# WHAT YOU SHOULD DO
Return all the data below as it stands, minus the pictures.
--- START WORKING DATA ---
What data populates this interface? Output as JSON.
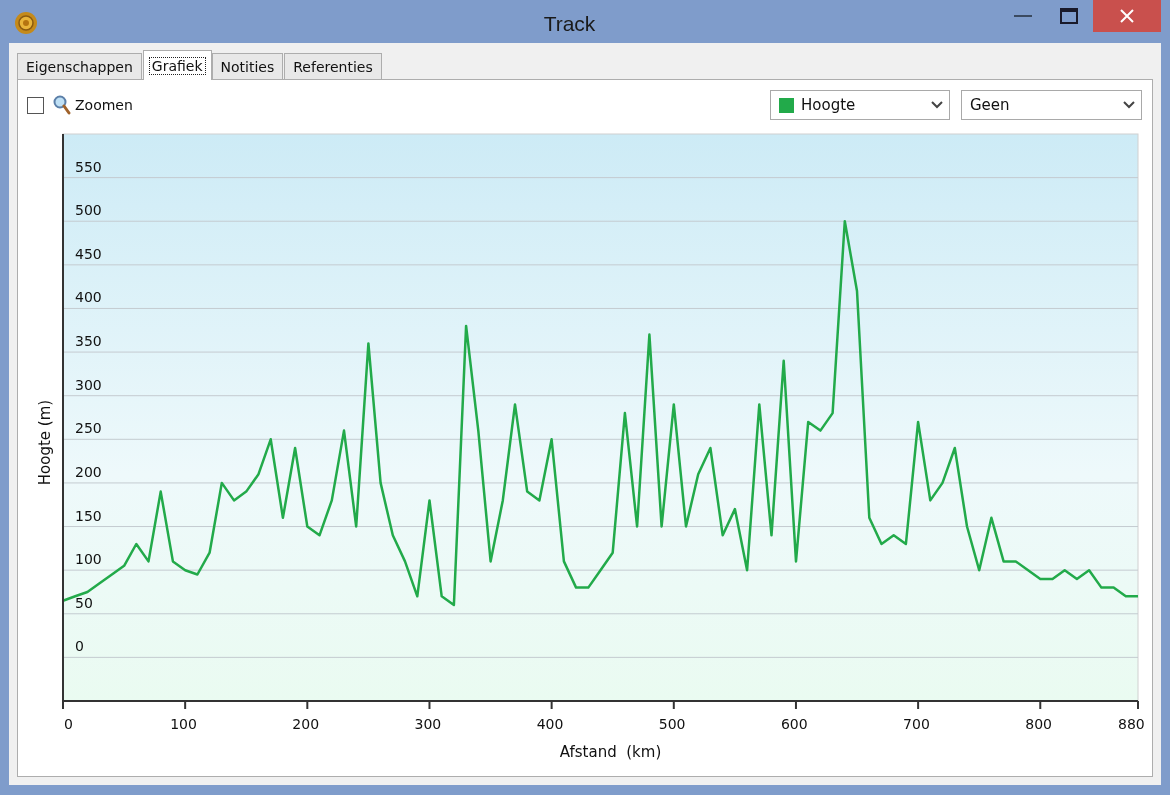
{
  "window": {
    "title": "Track"
  },
  "tabs": [
    {
      "label": "Eigenschappen",
      "selected": false
    },
    {
      "label": "Grafiek",
      "selected": true
    },
    {
      "label": "Notities",
      "selected": false
    },
    {
      "label": "Referenties",
      "selected": false
    }
  ],
  "toolbar": {
    "zoom": {
      "label": "Zoomen",
      "checked": false
    },
    "compare_select": {
      "value": "Geen"
    }
  },
  "chart": {
    "chart_data": {
      "type": "line",
      "xlabel": "Afstand  (km)",
      "ylabel": "Hoogte (m)",
      "x": [
        0,
        10,
        20,
        30,
        40,
        50,
        60,
        70,
        80,
        90,
        100,
        110,
        120,
        130,
        140,
        150,
        160,
        170,
        180,
        190,
        200,
        210,
        220,
        230,
        240,
        250,
        260,
        270,
        280,
        290,
        300,
        310,
        320,
        330,
        340,
        350,
        360,
        370,
        380,
        390,
        400,
        410,
        420,
        430,
        440,
        450,
        460,
        470,
        480,
        490,
        500,
        510,
        520,
        530,
        540,
        550,
        560,
        570,
        580,
        590,
        600,
        610,
        620,
        630,
        640,
        650,
        660,
        670,
        680,
        690,
        700,
        710,
        720,
        730,
        740,
        750,
        760,
        770,
        780,
        790,
        800,
        810,
        820,
        830,
        840,
        850,
        860,
        870,
        880
      ],
      "series": [
        {
          "name": "Hoogte",
          "color": "#22aa4a",
          "values": [
            65,
            70,
            75,
            85,
            95,
            105,
            130,
            110,
            190,
            110,
            100,
            95,
            120,
            200,
            180,
            190,
            210,
            250,
            160,
            240,
            150,
            140,
            180,
            260,
            150,
            360,
            200,
            140,
            110,
            70,
            180,
            70,
            60,
            380,
            260,
            110,
            180,
            290,
            190,
            180,
            250,
            110,
            80,
            80,
            100,
            120,
            280,
            150,
            370,
            150,
            290,
            150,
            210,
            240,
            140,
            170,
            100,
            290,
            140,
            340,
            110,
            270,
            260,
            280,
            500,
            420,
            160,
            130,
            140,
            130,
            270,
            180,
            200,
            240,
            150,
            100,
            160,
            110,
            110,
            100,
            90,
            90,
            100,
            90,
            100,
            80,
            80,
            70,
            70
          ]
        }
      ],
      "xlim": [
        0,
        880
      ],
      "ylim": [
        -50,
        600
      ],
      "xticks": [
        0,
        100,
        200,
        300,
        400,
        500,
        600,
        700,
        800,
        880
      ],
      "yticks": [
        0,
        50,
        100,
        150,
        200,
        250,
        300,
        350,
        400,
        450,
        500,
        550
      ],
      "grid": true
    }
  }
}
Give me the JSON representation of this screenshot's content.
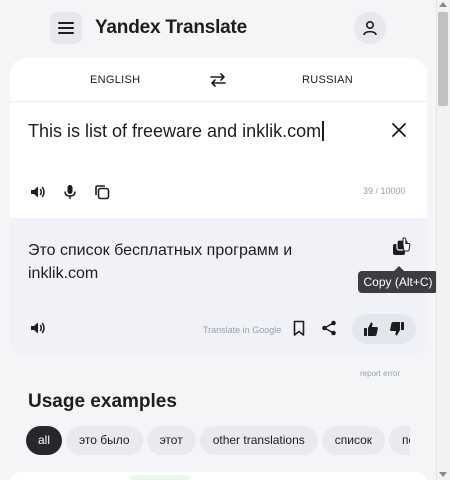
{
  "header": {
    "title": "Yandex Translate",
    "menu_icon": "hamburger-menu-icon",
    "profile_icon": "user-icon"
  },
  "languages": {
    "source": "ENGLISH",
    "target": "RUSSIAN",
    "swap_icon": "swap-arrows-icon"
  },
  "source": {
    "text": "This is list of freeware and inklik.com",
    "counter": "39 / 10000",
    "clear_icon": "close-icon",
    "tools": [
      "speaker-icon",
      "microphone-icon",
      "copy-icon"
    ]
  },
  "result": {
    "text": "Это список бесплатных программ и inklik.com",
    "translate_in": "Translate in Google",
    "tooltip": "Copy (Alt+C)",
    "tools": [
      "speaker-icon",
      "bookmark-icon",
      "share-icon",
      "thumbs-up-icon",
      "thumbs-down-icon",
      "copy-icon"
    ]
  },
  "report_error": "report error",
  "usage": {
    "title": "Usage examples",
    "chips": [
      "all",
      "это было",
      "этот",
      "other translations",
      "список",
      "по"
    ]
  },
  "colors": {
    "page_bg": "#f4f5f7",
    "card_bg": "#ffffff",
    "result_bg": "#f1f2f7",
    "active_chip": "#26282d",
    "chip_bg": "#e8eaef"
  }
}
--- END WORKING DATA ---
# ANSWER TO THE PROBLEM
What data populates this interface? Output as JSON.
{
  "window": {
    "title": "Track"
  },
  "tabs": [
    {
      "label": "Eigenschappen",
      "selected": false
    },
    {
      "label": "Grafiek",
      "selected": true
    },
    {
      "label": "Notities",
      "selected": false
    },
    {
      "label": "Referenties",
      "selected": false
    }
  ],
  "toolbar": {
    "zoom": {
      "label": "Zoomen",
      "checked": false
    },
    "compare_select": {
      "value": "Geen"
    }
  },
  "chart": {
    "chart_data": {
      "type": "line",
      "xlabel": "Afstand  (km)",
      "ylabel": "Hoogte (m)",
      "x": [
        0,
        10,
        20,
        30,
        40,
        50,
        60,
        70,
        80,
        90,
        100,
        110,
        120,
        130,
        140,
        150,
        160,
        170,
        180,
        190,
        200,
        210,
        220,
        230,
        240,
        250,
        260,
        270,
        280,
        290,
        300,
        310,
        320,
        330,
        340,
        350,
        360,
        370,
        380,
        390,
        400,
        410,
        420,
        430,
        440,
        450,
        460,
        470,
        480,
        490,
        500,
        510,
        520,
        530,
        540,
        550,
        560,
        570,
        580,
        590,
        600,
        610,
        620,
        630,
        640,
        650,
        660,
        670,
        680,
        690,
        700,
        710,
        720,
        730,
        740,
        750,
        760,
        770,
        780,
        790,
        800,
        810,
        820,
        830,
        840,
        850,
        860,
        870,
        880
      ],
      "series": [
        {
          "name": "Hoogte",
          "color": "#22aa4a",
          "values": [
            65,
            70,
            75,
            85,
            95,
            105,
            130,
            110,
            190,
            110,
            100,
            95,
            120,
            200,
            180,
            190,
            210,
            250,
            160,
            240,
            150,
            140,
            180,
            260,
            150,
            360,
            200,
            140,
            110,
            70,
            180,
            70,
            60,
            380,
            260,
            110,
            180,
            290,
            190,
            180,
            250,
            110,
            80,
            80,
            100,
            120,
            280,
            150,
            370,
            150,
            290,
            150,
            210,
            240,
            140,
            170,
            100,
            290,
            140,
            340,
            110,
            270,
            260,
            280,
            500,
            420,
            160,
            130,
            140,
            130,
            270,
            180,
            200,
            240,
            150,
            100,
            160,
            110,
            110,
            100,
            90,
            90,
            100,
            90,
            100,
            80,
            80,
            70,
            70
          ]
        }
      ],
      "xlim": [
        0,
        880
      ],
      "ylim": [
        -50,
        600
      ],
      "xticks": [
        0,
        100,
        200,
        300,
        400,
        500,
        600,
        700,
        800,
        880
      ],
      "yticks": [
        0,
        50,
        100,
        150,
        200,
        250,
        300,
        350,
        400,
        450,
        500,
        550
      ],
      "grid": true
    }
  }
}
Give me the JSON representation of this screenshot's content.
{
  "header": {
    "title": "Yandex Translate",
    "menu_icon": "hamburger-menu-icon",
    "profile_icon": "user-icon"
  },
  "languages": {
    "source": "ENGLISH",
    "target": "RUSSIAN",
    "swap_icon": "swap-arrows-icon"
  },
  "source": {
    "text": "This is list of freeware and inklik.com",
    "counter": "39 / 10000",
    "clear_icon": "close-icon",
    "tools": [
      "speaker-icon",
      "microphone-icon",
      "copy-icon"
    ]
  },
  "result": {
    "text": "Это список бесплатных программ и inklik.com",
    "translate_in": "Translate in Google",
    "tooltip": "Copy (Alt+C)",
    "tools": [
      "speaker-icon",
      "bookmark-icon",
      "share-icon",
      "thumbs-up-icon",
      "thumbs-down-icon",
      "copy-icon"
    ]
  },
  "report_error": "report error",
  "usage": {
    "title": "Usage examples",
    "chips": [
      "all",
      "это было",
      "этот",
      "other translations",
      "список",
      "по"
    ]
  },
  "colors": {
    "page_bg": "#f4f5f7",
    "card_bg": "#ffffff",
    "result_bg": "#f1f2f7",
    "active_chip": "#26282d",
    "chip_bg": "#e8eaef"
  }
}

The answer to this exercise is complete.